Locate every line in the records below that contains the word "trusting", and copy each one.

◆ Dataset items
-------------------------
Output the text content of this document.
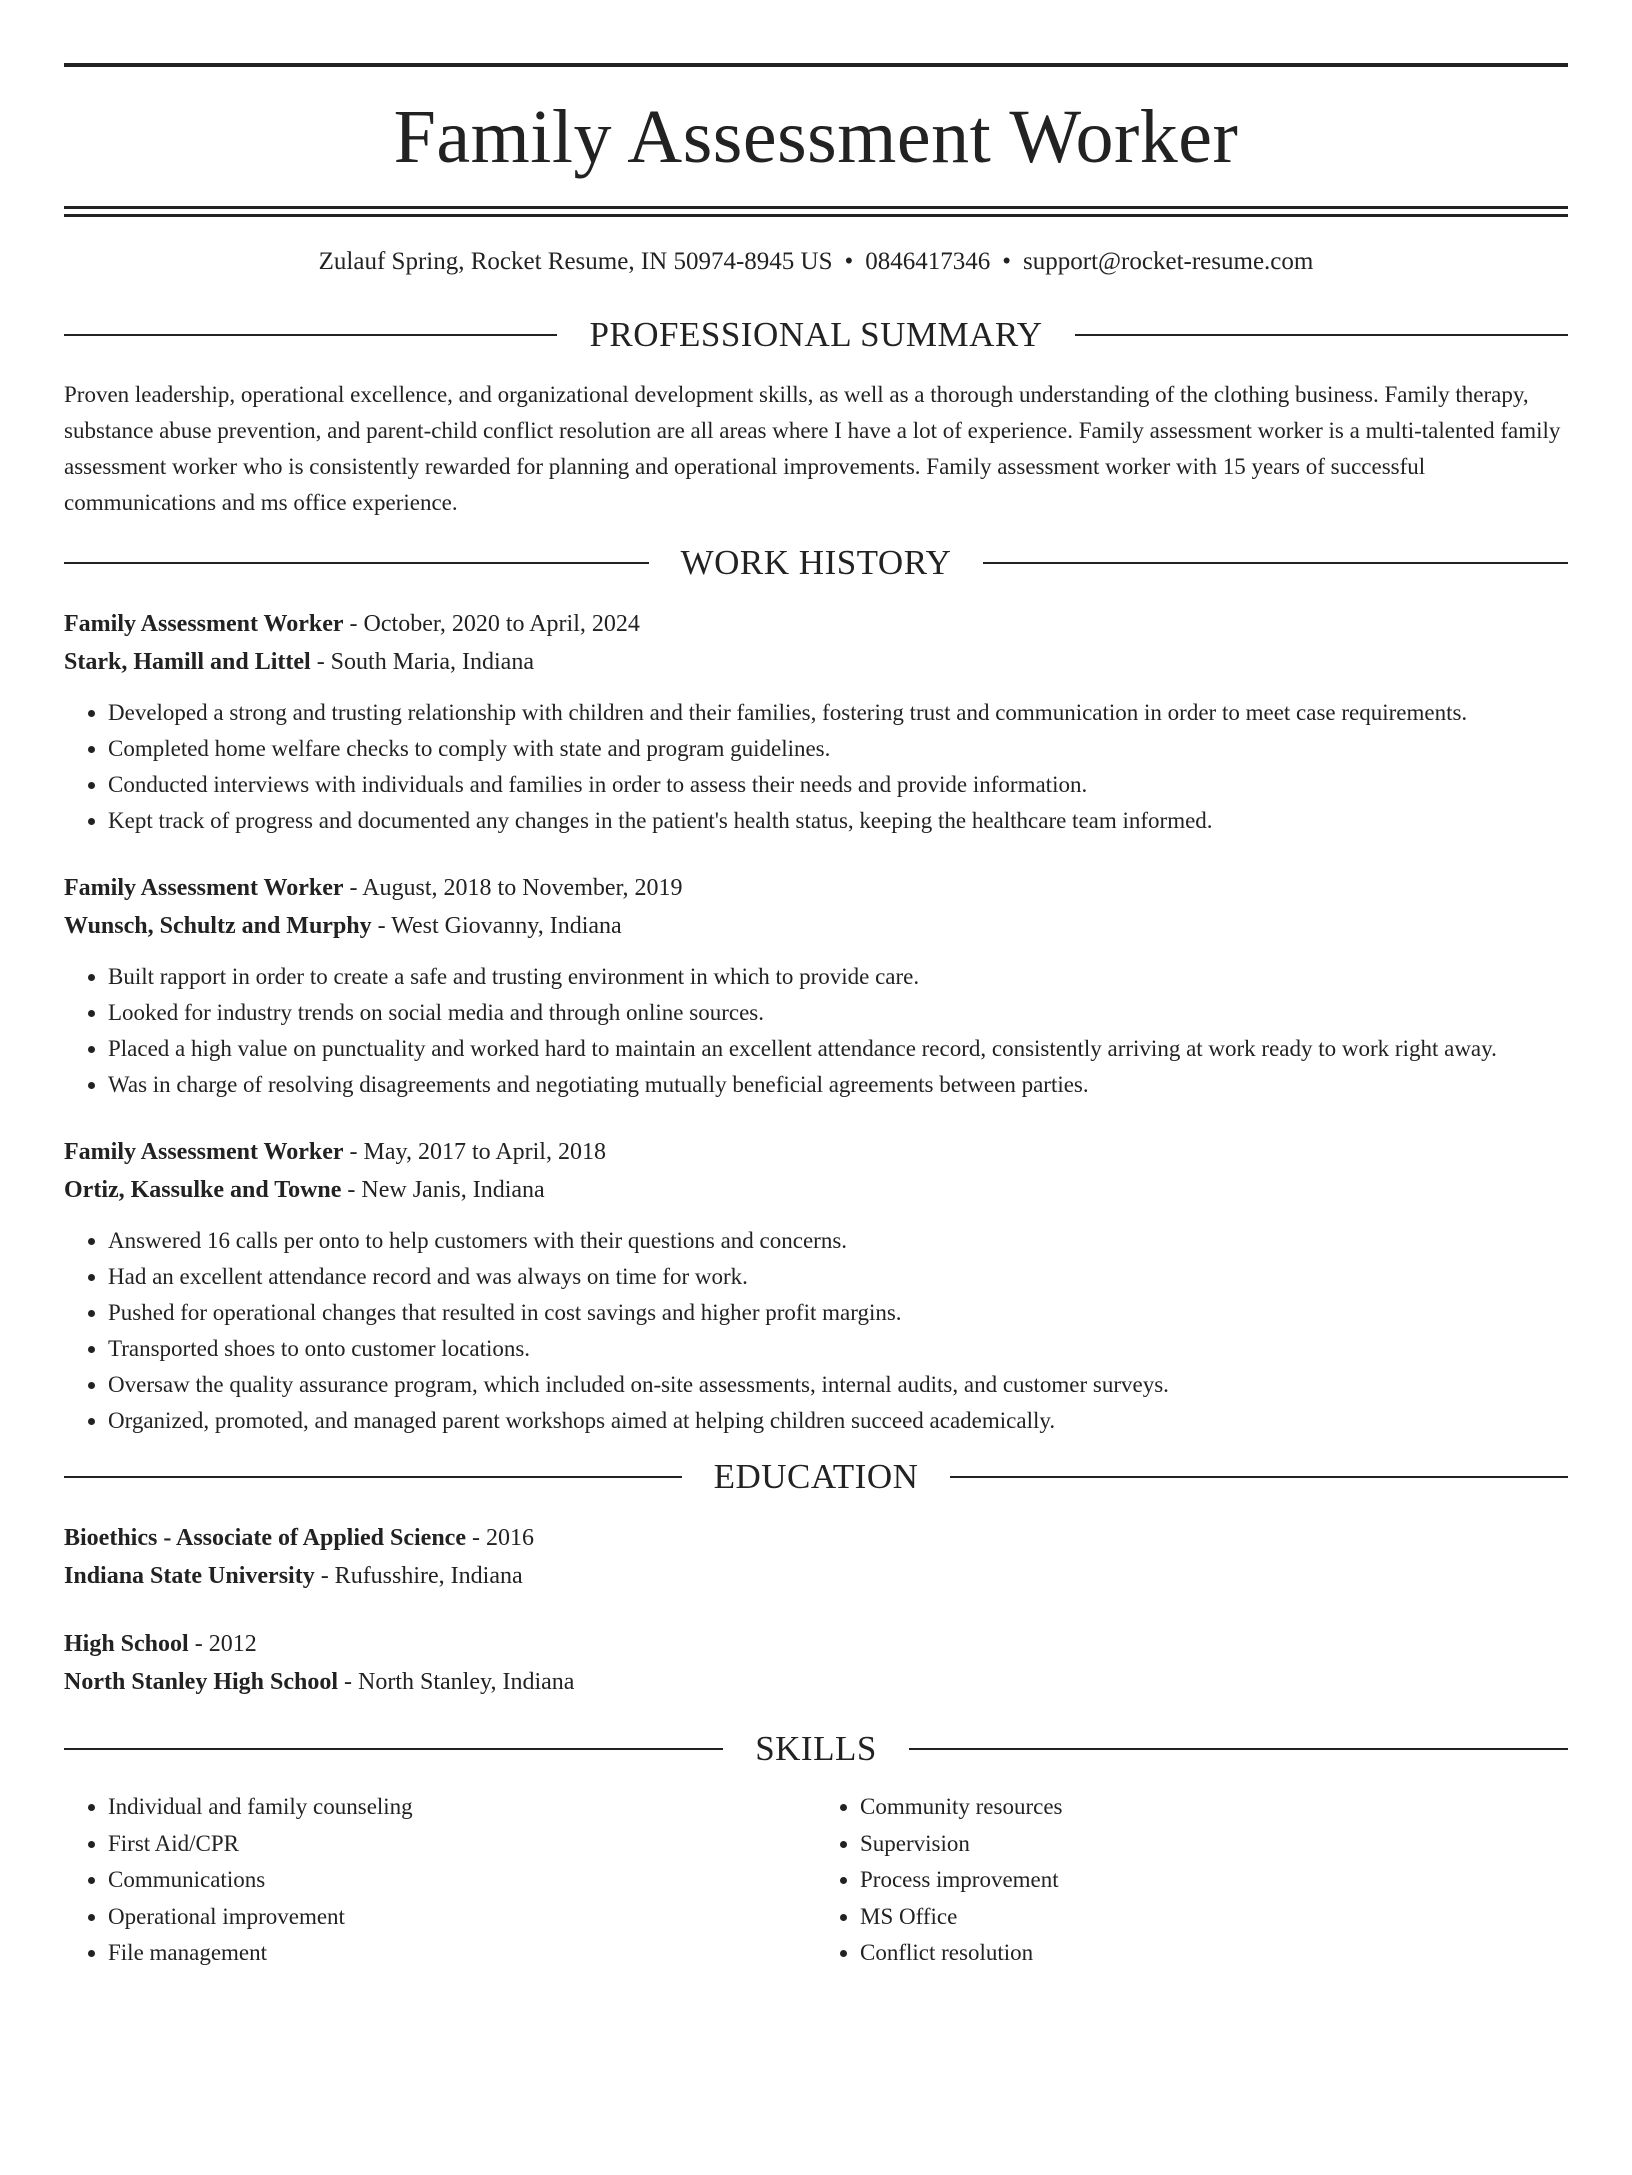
Family Assessment Worker
Zulauf Spring, Rocket Resume, IN 50974-8945 US • 0846417346 • support@rocket-resume.com
PROFESSIONAL SUMMARY

Proven leadership, operational excellence, and organizational development skills, as well as a thorough understanding of the clothing business. Family therapy, substance abuse prevention, and parent-child conflict resolution are all areas where I have a lot of experience. Family assessment worker is a multi-talented family assessment worker who is consistently rewarded for planning and operational improvements. Family assessment worker with 15 years of successful communications and ms office experience.

WORK HISTORY
Family Assessment Worker - October, 2020 to April, 2024
Stark, Hamill and Littel - South Maria, Indiana
• Developed a strong and trusting relationship with children and their families, fostering trust and communication in order to meet case requirements.
• Completed home welfare checks to comply with state and program guidelines.
• Conducted interviews with individuals and families in order to assess their needs and provide information.
• Kept track of progress and documented any changes in the patient's health status, keeping the healthcare team informed.
Family Assessment Worker - August, 2018 to November, 2019
Wunsch, Schultz and Murphy - West Giovanny, Indiana
• Built rapport in order to create a safe and trusting environment in which to provide care.
• Looked for industry trends on social media and through online sources.
• Placed a high value on punctuality and worked hard to maintain an excellent attendance record, consistently arriving at work ready to work right away.
• Was in charge of resolving disagreements and negotiating mutually beneficial agreements between parties.
Family Assessment Worker - May, 2017 to April, 2018
Ortiz, Kassulke and Towne - New Janis, Indiana
• Answered 16 calls per onto to help customers with their questions and concerns.
• Had an excellent attendance record and was always on time for work.
• Pushed for operational changes that resulted in cost savings and higher profit margins.
• Transported shoes to onto customer locations.
• Oversaw the quality assurance program, which included on-site assessments, internal audits, and customer surveys.
• Organized, promoted, and managed parent workshops aimed at helping children succeed academically.
EDUCATION
Bioethics - Associate of Applied Science - 2016
Indiana State University - Rufusshire, Indiana
High School - 2012
North Stanley High School - North Stanley, Indiana
SKILLS
• Individual and family counseling
• First Aid/CPR
• Communications
• Operational improvement
• File management
• Community resources
• Supervision
• Process improvement
• MS Office
• Conflict resolution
-------------------------
◆ THE RESULT
• Developed a strong and trusting relationship with children and their families, fostering trust and communication in order to meet case requirements.
• Built rapport in order to create a safe and trusting environment in which to provide care.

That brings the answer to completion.